Evo venceu com facilidade as duas últimas eleições, em 2009 e 2014. As pesquisas sugerem que, desta vez, será mais difícil. Segundo o último levantamento sobre a intenção dos eleitores, Evo teria 32% dos votos. O ex-presidente Mesa teria 27%, o que levaria a um segundo turno inédito desde que o presidente chegou ao poder. O levantamento é da Universidade Nacional San Andrés e da Fundação Jubileo. A maioria das pesquisas, entretanto, ainda considera provável uma vitória em primeiro turno. 

Evo não chegou à universidade e têm grandes problemas para ler um discurso em público Foto: Manuel Claure / Reuters

Se Evo não garantir 50% dos votos válidos, ou 40% dos votos com uma vantagem de 10 pontos porcentuais sobre o segundo colocado, terá de encarar um segundo turno em 15 de dezembro. Neste cenário, os partidos de oposição estariam unidos contra ele. Em relação aos meios de comunicação, Evo adotou leis que pressionaram a imprensa financeiramente, com ameaça de multas de aplicação subjetiva, em vez de adotar uma censura explícita.

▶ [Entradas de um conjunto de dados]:
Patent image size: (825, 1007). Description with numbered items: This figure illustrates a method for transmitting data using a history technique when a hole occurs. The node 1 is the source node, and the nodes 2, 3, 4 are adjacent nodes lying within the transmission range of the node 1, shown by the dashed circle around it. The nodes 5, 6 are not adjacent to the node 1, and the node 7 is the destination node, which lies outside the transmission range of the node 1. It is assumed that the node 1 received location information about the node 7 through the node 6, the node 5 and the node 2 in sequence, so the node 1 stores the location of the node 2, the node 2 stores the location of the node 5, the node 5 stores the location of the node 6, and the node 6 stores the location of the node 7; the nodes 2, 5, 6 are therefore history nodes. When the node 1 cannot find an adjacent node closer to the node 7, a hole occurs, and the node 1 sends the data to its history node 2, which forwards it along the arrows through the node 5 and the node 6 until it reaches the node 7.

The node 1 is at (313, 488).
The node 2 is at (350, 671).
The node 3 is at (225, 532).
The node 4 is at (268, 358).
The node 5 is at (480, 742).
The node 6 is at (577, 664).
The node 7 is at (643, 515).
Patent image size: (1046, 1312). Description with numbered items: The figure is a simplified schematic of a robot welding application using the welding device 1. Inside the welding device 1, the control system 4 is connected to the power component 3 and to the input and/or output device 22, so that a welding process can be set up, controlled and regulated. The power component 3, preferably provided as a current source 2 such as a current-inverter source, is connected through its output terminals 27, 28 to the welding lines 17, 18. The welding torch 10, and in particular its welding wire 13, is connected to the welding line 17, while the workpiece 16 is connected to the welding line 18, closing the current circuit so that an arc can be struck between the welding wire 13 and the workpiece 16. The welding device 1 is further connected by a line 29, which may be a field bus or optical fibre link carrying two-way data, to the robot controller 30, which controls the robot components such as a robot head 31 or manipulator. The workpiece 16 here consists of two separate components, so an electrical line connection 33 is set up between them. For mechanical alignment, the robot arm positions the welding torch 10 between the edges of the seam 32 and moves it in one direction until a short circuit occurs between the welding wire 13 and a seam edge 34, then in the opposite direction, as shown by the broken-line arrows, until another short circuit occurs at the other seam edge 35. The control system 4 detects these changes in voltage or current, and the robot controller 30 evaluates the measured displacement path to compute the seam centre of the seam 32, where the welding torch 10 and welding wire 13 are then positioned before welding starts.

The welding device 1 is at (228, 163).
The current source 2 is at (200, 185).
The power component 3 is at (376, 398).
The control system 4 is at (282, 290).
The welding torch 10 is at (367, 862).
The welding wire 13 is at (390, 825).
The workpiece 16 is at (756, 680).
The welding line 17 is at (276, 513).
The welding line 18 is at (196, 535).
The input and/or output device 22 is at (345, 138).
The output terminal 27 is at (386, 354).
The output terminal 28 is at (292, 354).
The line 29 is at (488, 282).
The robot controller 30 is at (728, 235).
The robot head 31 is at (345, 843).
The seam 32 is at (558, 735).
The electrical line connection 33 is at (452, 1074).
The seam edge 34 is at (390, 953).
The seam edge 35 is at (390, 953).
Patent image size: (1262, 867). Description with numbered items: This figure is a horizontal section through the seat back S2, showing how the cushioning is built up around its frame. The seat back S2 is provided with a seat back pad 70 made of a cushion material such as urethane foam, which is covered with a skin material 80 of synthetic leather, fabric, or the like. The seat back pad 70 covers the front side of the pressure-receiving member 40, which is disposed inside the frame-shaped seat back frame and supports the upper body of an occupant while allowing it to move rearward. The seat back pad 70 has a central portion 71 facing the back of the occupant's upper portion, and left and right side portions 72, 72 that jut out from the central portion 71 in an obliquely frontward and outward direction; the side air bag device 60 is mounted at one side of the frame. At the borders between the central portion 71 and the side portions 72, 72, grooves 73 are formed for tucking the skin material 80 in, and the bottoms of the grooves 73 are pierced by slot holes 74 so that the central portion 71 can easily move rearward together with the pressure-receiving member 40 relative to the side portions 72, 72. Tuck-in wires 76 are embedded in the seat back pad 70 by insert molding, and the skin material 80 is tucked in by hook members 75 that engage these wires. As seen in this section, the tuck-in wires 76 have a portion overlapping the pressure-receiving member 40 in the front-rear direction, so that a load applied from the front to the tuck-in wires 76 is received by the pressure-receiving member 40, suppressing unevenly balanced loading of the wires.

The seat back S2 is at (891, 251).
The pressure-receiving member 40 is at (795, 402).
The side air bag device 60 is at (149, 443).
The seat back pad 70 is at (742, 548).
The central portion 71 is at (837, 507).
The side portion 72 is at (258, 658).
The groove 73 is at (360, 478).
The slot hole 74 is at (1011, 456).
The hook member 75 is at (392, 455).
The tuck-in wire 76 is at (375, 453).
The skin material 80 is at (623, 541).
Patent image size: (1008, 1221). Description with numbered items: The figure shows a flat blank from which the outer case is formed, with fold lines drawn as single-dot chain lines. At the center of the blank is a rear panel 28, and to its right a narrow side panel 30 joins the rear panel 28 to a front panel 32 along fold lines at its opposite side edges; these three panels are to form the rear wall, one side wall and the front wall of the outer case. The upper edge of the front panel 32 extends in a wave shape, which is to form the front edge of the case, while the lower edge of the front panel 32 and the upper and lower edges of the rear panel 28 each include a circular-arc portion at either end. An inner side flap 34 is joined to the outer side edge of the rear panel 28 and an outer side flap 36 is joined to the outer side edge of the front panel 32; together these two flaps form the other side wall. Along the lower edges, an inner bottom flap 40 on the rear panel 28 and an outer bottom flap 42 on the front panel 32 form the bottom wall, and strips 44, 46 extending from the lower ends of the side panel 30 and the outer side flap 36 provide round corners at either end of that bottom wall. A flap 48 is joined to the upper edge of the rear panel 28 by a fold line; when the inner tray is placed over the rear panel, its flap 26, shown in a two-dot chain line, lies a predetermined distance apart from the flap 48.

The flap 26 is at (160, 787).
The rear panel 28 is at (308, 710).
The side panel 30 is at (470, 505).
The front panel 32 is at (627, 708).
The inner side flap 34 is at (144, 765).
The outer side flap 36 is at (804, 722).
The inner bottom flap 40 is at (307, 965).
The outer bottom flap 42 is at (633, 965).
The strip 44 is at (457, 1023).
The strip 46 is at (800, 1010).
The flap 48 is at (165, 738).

▶ [Instrução A]: Pode reproduzir sem alterações as linhas do conjunto de dados que vão da linha com "Patent image size: (1262, 867)." até a linha com "The tuck-in wire 76 is at (375, 453).", incluindo as duas?
▶ [Instrução B]: Como você daria seguimento ao trecho sobre a disputa eleitoral de Evo, a partir do ponto em que ele termina?

▶ [Resposta escrita A]:
Patent image size: (1262, 867). Description with numbered items: This figure is a horizontal section through the seat back S2, showing how the cushioning is built up around its frame. The seat back S2 is provided with a seat back pad 70 made of a cushion material such as urethane foam, which is covered with a skin material 80 of synthetic leather, fabric, or the like. The seat back pad 70 covers the front side of the pressure-receiving member 40, which is disposed inside the frame-shaped seat back frame and supports the upper body of an occupant while allowing it to move rearward. The seat back pad 70 has a central portion 71 facing the back of the occupant's upper portion, and left and right side portions 72, 72 that jut out from the central portion 71 in an obliquely frontward and outward direction; the side air bag device 60 is mounted at one side of the frame. At the borders between the central portion 71 and the side portions 72, 72, grooves 73 are formed for tucking the skin material 80 in, and the bottoms of the grooves 73 are pierced by slot holes 74 so that the central portion 71 can easily move rearward together with the pressure-receiving member 40 relative to the side portions 72, 72. Tuck-in wires 76 are embedded in the seat back pad 70 by insert molding, and the skin material 80 is tucked in by hook members 75 that engage these wires. As seen in this section, the tuck-in wires 76 have a portion overlapping the pressure-receiving member 40 in the front-rear direction, so that a load applied from the front to the tuck-in wires 76 is received by the pressure-receiving member 40, suppressing unevenly balanced loading of the wires.

The seat back S2 is at (891, 251).
The pressure-receiving member 40 is at (795, 402).
The side air bag device 60 is at (149, 443).
The seat back pad 70 is at (742, 548).
The central portion 71 is at (837, 507).
The side portion 72 is at (258, 658).
The groove 73 is at (360, 478).
The slot hole 74 is at (1011, 456).
The hook member 75 is at (392, 455).
The tuck-in wire 76 is at (375, 453).

▶ [Resposta escrita B]:
Economia

Evo adotou uma abordagem diferente da estratégia de seu aliado Hugo Chávez no manejo da economia. A Bolívia evitou a ocupação de terras em larga escala e nacionalizou apenas 33 empresas – a maioria das quais já havia pertencido ao Estado antes de ser vendida por governos anteriores. Bilhões de dólares foram investidos em projetos de infraestrutura que permitiram erguer novas escolas, transporte de massa e mais de 5 mil quilômetros de novas estradas. 

O progresso é talvez mais visível em La Paz e El Alto, cidades com uma população conjunta de 2,3 milhões. É ali que o avanço econômico deu novas perspectivas à maioria indígena da Bolívia. Em El Alto, localizada a mais de 4 mil metros de altitude, bairros inteiros foram construídos por uma classe ascendente de empreendedores indígenas ou de origem mista. Segundo eles, Evo quebrou as barreiras para os não brancos, com parcerias que lhes permitiram criar as próprias empresas.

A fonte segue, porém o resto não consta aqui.